__Exercise directions__.
From the material below, list every line containing "товаров".

Dataset records

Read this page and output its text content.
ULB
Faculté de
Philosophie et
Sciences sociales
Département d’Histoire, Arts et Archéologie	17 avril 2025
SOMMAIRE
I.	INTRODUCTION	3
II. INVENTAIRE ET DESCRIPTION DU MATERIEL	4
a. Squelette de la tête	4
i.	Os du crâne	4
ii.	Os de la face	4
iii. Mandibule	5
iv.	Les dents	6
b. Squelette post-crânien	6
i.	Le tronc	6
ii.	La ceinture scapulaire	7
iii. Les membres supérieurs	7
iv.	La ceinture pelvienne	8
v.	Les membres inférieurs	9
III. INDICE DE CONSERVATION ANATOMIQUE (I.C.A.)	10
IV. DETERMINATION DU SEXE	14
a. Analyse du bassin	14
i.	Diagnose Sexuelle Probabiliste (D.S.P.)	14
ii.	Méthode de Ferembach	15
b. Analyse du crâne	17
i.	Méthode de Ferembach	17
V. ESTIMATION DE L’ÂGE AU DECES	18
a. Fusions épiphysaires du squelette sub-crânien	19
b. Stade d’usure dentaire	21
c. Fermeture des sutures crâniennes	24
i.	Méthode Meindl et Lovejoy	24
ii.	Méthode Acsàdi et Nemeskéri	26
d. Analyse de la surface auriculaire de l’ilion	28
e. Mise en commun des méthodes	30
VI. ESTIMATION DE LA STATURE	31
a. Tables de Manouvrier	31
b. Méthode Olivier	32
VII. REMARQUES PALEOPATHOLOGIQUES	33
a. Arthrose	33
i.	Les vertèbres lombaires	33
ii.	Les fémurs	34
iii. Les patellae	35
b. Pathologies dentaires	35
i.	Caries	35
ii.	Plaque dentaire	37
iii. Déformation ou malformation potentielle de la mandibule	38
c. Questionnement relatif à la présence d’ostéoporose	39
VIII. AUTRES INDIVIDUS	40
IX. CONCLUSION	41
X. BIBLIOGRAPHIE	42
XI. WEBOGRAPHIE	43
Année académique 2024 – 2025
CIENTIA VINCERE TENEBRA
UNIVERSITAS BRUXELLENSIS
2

* * *

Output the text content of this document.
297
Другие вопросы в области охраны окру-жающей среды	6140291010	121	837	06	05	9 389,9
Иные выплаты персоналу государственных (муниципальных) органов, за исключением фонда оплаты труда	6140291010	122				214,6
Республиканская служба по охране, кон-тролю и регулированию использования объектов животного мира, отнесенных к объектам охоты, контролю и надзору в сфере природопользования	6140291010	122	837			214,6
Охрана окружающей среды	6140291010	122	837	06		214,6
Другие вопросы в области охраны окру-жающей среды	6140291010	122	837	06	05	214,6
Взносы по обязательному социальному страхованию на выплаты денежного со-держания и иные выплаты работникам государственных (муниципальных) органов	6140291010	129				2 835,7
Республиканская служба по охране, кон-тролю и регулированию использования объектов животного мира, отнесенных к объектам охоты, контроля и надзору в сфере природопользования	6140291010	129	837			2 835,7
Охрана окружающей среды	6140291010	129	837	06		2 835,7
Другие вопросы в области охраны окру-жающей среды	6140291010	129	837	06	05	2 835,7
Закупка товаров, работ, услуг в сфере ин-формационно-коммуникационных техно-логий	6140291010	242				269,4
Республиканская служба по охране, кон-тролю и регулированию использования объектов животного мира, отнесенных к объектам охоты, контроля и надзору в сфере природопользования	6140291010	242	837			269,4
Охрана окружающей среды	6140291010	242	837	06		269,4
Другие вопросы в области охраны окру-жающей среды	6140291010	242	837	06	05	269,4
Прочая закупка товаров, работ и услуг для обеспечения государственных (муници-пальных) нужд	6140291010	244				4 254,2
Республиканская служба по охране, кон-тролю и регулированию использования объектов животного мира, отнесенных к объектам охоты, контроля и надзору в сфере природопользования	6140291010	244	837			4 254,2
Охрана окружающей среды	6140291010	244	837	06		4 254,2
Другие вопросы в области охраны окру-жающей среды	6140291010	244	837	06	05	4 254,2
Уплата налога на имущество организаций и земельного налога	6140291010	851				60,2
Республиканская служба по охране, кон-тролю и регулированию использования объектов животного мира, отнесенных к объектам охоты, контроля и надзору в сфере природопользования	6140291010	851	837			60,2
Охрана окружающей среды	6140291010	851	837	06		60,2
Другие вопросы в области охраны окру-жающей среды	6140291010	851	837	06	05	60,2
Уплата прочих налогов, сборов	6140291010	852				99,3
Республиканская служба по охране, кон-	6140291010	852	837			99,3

__Completed exercise__.
Закупка товаров, работ, услуг в сфере ин-формационно-коммуникационных техно-логий	6140291010	242				269,4
Прочая закупка товаров, работ и услуг для обеспечения государственных (муници-пальных) нужд	6140291010	244				4 254,2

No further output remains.